>> start Data to process

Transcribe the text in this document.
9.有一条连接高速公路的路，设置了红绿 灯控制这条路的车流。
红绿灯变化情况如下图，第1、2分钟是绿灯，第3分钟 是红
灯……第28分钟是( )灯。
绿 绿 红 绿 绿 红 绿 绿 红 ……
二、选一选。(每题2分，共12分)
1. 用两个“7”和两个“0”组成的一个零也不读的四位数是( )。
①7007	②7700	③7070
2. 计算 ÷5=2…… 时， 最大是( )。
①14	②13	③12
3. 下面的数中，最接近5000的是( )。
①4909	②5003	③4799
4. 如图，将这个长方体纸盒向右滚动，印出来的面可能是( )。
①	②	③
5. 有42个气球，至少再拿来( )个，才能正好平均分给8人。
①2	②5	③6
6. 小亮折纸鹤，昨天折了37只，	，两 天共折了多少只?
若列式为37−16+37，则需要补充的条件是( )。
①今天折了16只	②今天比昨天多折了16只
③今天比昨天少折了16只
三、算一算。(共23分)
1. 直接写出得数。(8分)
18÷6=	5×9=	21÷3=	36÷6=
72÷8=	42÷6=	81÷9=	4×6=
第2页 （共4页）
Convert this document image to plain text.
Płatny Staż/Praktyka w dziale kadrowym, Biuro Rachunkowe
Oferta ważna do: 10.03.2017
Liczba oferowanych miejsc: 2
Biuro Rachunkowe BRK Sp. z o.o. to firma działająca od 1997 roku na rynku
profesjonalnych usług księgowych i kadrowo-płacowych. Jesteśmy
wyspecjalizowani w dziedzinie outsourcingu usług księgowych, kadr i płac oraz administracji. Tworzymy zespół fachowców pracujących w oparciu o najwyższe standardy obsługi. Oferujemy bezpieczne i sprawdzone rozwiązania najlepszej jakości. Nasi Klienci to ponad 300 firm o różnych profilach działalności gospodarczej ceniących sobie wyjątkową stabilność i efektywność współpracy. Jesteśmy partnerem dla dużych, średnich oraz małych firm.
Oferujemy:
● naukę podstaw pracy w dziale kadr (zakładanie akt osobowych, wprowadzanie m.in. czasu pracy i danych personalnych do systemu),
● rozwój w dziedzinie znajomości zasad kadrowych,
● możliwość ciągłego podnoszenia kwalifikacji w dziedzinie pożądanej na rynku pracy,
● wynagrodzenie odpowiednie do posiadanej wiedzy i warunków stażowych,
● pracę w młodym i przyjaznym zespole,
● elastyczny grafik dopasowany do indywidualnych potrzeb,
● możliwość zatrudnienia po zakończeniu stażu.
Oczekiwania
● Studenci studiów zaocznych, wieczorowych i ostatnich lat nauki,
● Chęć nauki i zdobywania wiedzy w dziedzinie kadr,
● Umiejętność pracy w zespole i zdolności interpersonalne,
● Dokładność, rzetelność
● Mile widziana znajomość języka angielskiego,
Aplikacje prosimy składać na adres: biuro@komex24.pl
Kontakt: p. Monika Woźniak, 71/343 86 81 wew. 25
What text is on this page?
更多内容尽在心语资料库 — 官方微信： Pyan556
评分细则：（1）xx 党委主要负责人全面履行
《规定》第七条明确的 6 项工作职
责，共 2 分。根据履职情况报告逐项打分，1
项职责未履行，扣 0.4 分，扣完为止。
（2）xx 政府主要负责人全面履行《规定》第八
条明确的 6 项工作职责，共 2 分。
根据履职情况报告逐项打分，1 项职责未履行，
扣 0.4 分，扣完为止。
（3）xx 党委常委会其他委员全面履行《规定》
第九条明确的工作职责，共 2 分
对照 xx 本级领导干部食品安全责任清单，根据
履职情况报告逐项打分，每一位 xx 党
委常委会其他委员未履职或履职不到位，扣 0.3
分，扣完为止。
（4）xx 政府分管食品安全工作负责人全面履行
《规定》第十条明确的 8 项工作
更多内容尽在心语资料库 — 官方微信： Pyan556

>> end Data to process

**Given exercise**: Repeat the records above exactly.

**Response**:
Transcribe the text in this document.
9.有一条连接高速公路的路，设置了红绿 灯控制这条路的车流。
红绿灯变化情况如下图，第1、2分钟是绿灯，第3分钟 是红
灯……第28分钟是( )灯。
绿 绿 红 绿 绿 红 绿 绿 红 ……
二、选一选。(每题2分，共12分)
1. 用两个“7”和两个“0”组成的一个零也不读的四位数是( )。
①7007	②7700	③7070
2. 计算 ÷5=2…… 时， 最大是( )。
①14	②13	③12
3. 下面的数中，最接近5000的是( )。
①4909	②5003	③4799
4. 如图，将这个长方体纸盒向右滚动，印出来的面可能是( )。
①	②	③
5. 有42个气球，至少再拿来( )个，才能正好平均分给8人。
①2	②5	③6
6. 小亮折纸鹤，昨天折了37只，	，两 天共折了多少只?
若列式为37−16+37，则需要补充的条件是( )。
①今天折了16只	②今天比昨天多折了16只
③今天比昨天少折了16只
三、算一算。(共23分)
1. 直接写出得数。(8分)
18÷6=	5×9=	21÷3=	36÷6=
72÷8=	42÷6=	81÷9=	4×6=
第2页 （共4页）
Convert this document image to plain text.
Płatny Staż/Praktyka w dziale kadrowym, Biuro Rachunkowe
Oferta ważna do: 10.03.2017
Liczba oferowanych miejsc: 2
Biuro Rachunkowe BRK Sp. z o.o. to firma działająca od 1997 roku na rynku
profesjonalnych usług księgowych i kadrowo-płacowych. Jesteśmy
wyspecjalizowani w dziedzinie outsourcingu usług księgowych, kadr i płac oraz administracji. Tworzymy zespół fachowców pracujących w oparciu o najwyższe standardy obsługi. Oferujemy bezpieczne i sprawdzone rozwiązania najlepszej jakości. Nasi Klienci to ponad 300 firm o różnych profilach działalności gospodarczej ceniących sobie wyjątkową stabilność i efektywność współpracy. Jesteśmy partnerem dla dużych, średnich oraz małych firm.
Oferujemy:
● naukę podstaw pracy w dziale kadr (zakładanie akt osobowych, wprowadzanie m.in. czasu pracy i danych personalnych do systemu),
● rozwój w dziedzinie znajomości zasad kadrowych,
● możliwość ciągłego podnoszenia kwalifikacji w dziedzinie pożądanej na rynku pracy,
● wynagrodzenie odpowiednie do posiadanej wiedzy i warunków stażowych,
● pracę w młodym i przyjaznym zespole,
● elastyczny grafik dopasowany do indywidualnych potrzeb,
● możliwość zatrudnienia po zakończeniu stażu.
Oczekiwania
● Studenci studiów zaocznych, wieczorowych i ostatnich lat nauki,
● Chęć nauki i zdobywania wiedzy w dziedzinie kadr,
● Umiejętność pracy w zespole i zdolności interpersonalne,
● Dokładność, rzetelność
● Mile widziana znajomość języka angielskiego,
Aplikacje prosimy składać na adres: biuro@komex24.pl
Kontakt: p. Monika Woźniak, 71/343 86 81 wew. 25
What text is on this page?
更多内容尽在心语资料库 — 官方微信： Pyan556
评分细则：（1）xx 党委主要负责人全面履行
《规定》第七条明确的 6 项工作职
责，共 2 分。根据履职情况报告逐项打分，1
项职责未履行，扣 0.4 分，扣完为止。
（2）xx 政府主要负责人全面履行《规定》第八
条明确的 6 项工作职责，共 2 分。
根据履职情况报告逐项打分，1 项职责未履行，
扣 0.4 分，扣完为止。
（3）xx 党委常委会其他委员全面履行《规定》
第九条明确的工作职责，共 2 分
对照 xx 本级领导干部食品安全责任清单，根据
履职情况报告逐项打分，每一位 xx 党
委常委会其他委员未履职或履职不到位，扣 0.3
分，扣完为止。
（4）xx 政府分管食品安全工作负责人全面履行
《规定》第十条明确的 8 项工作
更多内容尽在心语资料库 — 官方微信： Pyan556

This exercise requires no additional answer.